══ Data in this exercise ══

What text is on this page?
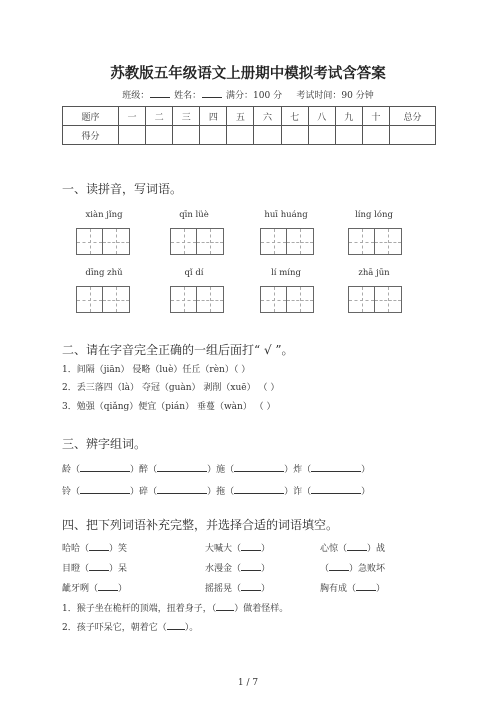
苏教版五年级语文上册期中模拟考试含答案
班级：	姓名：	满分：100 分 考试时间：90 分钟
题序	一	二	三	四	五	六	七	八	九	十	总分
得分											
一、读拼音，写词语。
xiàn jǐng	qīn lüè	huī huáng	líng lóng
dīng zhǔ	qǐ dí	lí míng	zhā jūn
二、请在字音完全正确的一组后面打“ √ ”。
1．间隔（jiān） 侵略（luè）任丘（rèn）（ ）
2．丢三落四（là） 夺冠（guàn） 剥削（xuē） （ ）
3．勉强（qiǎng）便宜（pián） 垂蔓（wàn） （ ）
三、辨字组词。
龄（	）醉（	）施（	）炸（	）
铃（	）碎（	）拖（	）诈（	）
四、把下列词语补充完整，并选择合适的词语填空。
哈哈（ ）笑	大喊大（ ）	心惊（ ）战
目瞪（ ）呆	水漫金（ ）	（ ）急败坏
龇牙咧（ ）	摇摇晃（ ）	胸有成（ ）
1．猴子坐在桅杆的顶端，扭着身子，（ ）做着怪样。
2．孩子吓呆它，朝着它（ ）。
1 / 7
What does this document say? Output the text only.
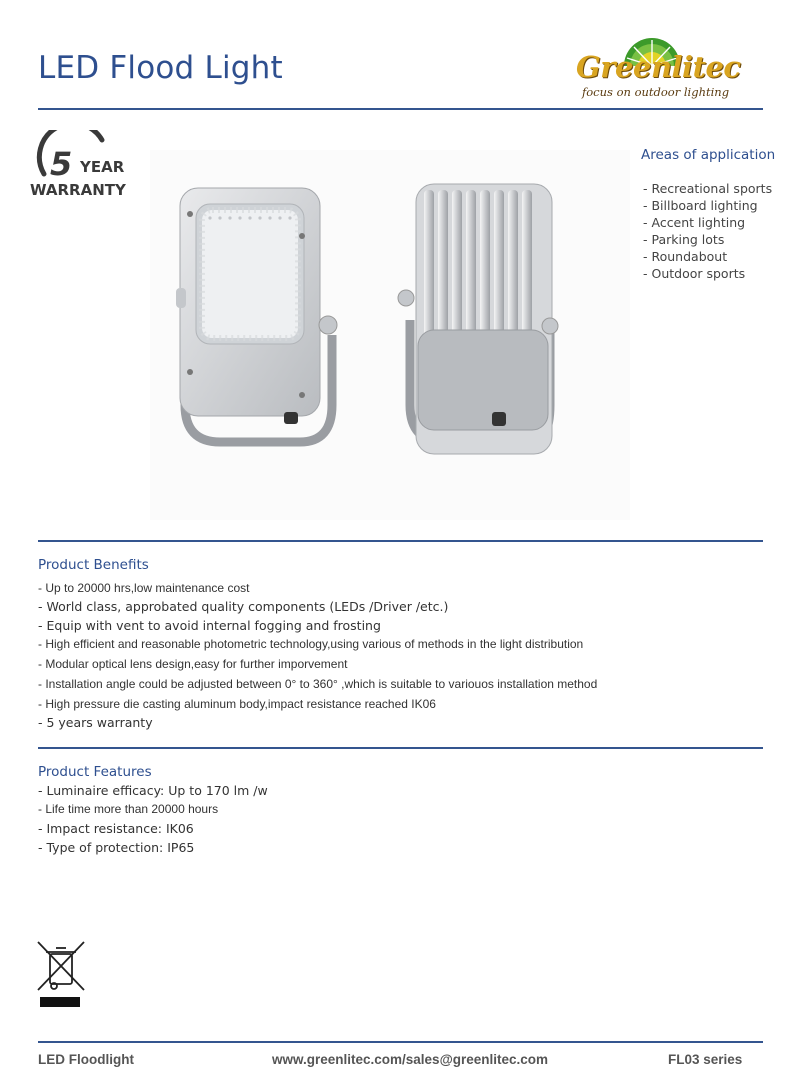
LED Flood Light	Greenlitec
focus on outdoor lighting
5 YEAR
WARRANTY
Areas of application
- Recreational sports
- Billboard lighting
- Accent lighting
- Parking lots
- Roundabout
- Outdoor sports
Product Benefits
- Up to 20000 hrs,low maintenance cost
- World class, approbated quality components (LEDs /Driver /etc.)
- Equip with vent to avoid internal fogging and frosting
- High efficient and reasonable photometric technology,using various of methods in the light distribution
- Modular optical lens design,easy for further imporvement
- Installation angle could be adjusted between 0° to 360° ,which is suitable to variouos installation method
- High pressure die casting aluminum body,impact resistance reached IK06
- 5 years warranty
Product Features
- Luminaire efficacy: Up to 170 lm /w
- Life time more than 20000 hours
- Impact resistance: IK06
- Type of protection: IP65
LED Floodlight	www.greenlitec.com/sales@greenlitec.com	FL03 series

═══

Quote exactly, and nothing besides, the lines from the one with "What does this" through the end of the records above; include both ends and omit the pictures.

Correct result:
What does this document say? Output the text only.
LED Flood Light	Greenlitec
focus on outdoor lighting
5 YEAR
WARRANTY
Areas of application
- Recreational sports
- Billboard lighting
- Accent lighting
- Parking lots
- Roundabout
- Outdoor sports
Product Benefits
- Up to 20000 hrs,low maintenance cost
- World class, approbated quality components (LEDs /Driver /etc.)
- Equip with vent to avoid internal fogging and frosting
- High efficient and reasonable photometric technology,using various of methods in the light distribution
- Modular optical lens design,easy for further imporvement
- Installation angle could be adjusted between 0° to 360° ,which is suitable to variouos installation method
- High pressure die casting aluminum body,impact resistance reached IK06
- 5 years warranty
Product Features
- Luminaire efficacy: Up to 170 lm /w
- Life time more than 20000 hours
- Impact resistance: IK06
- Type of protection: IP65
LED Floodlight	www.greenlitec.com/sales@greenlitec.com	FL03 series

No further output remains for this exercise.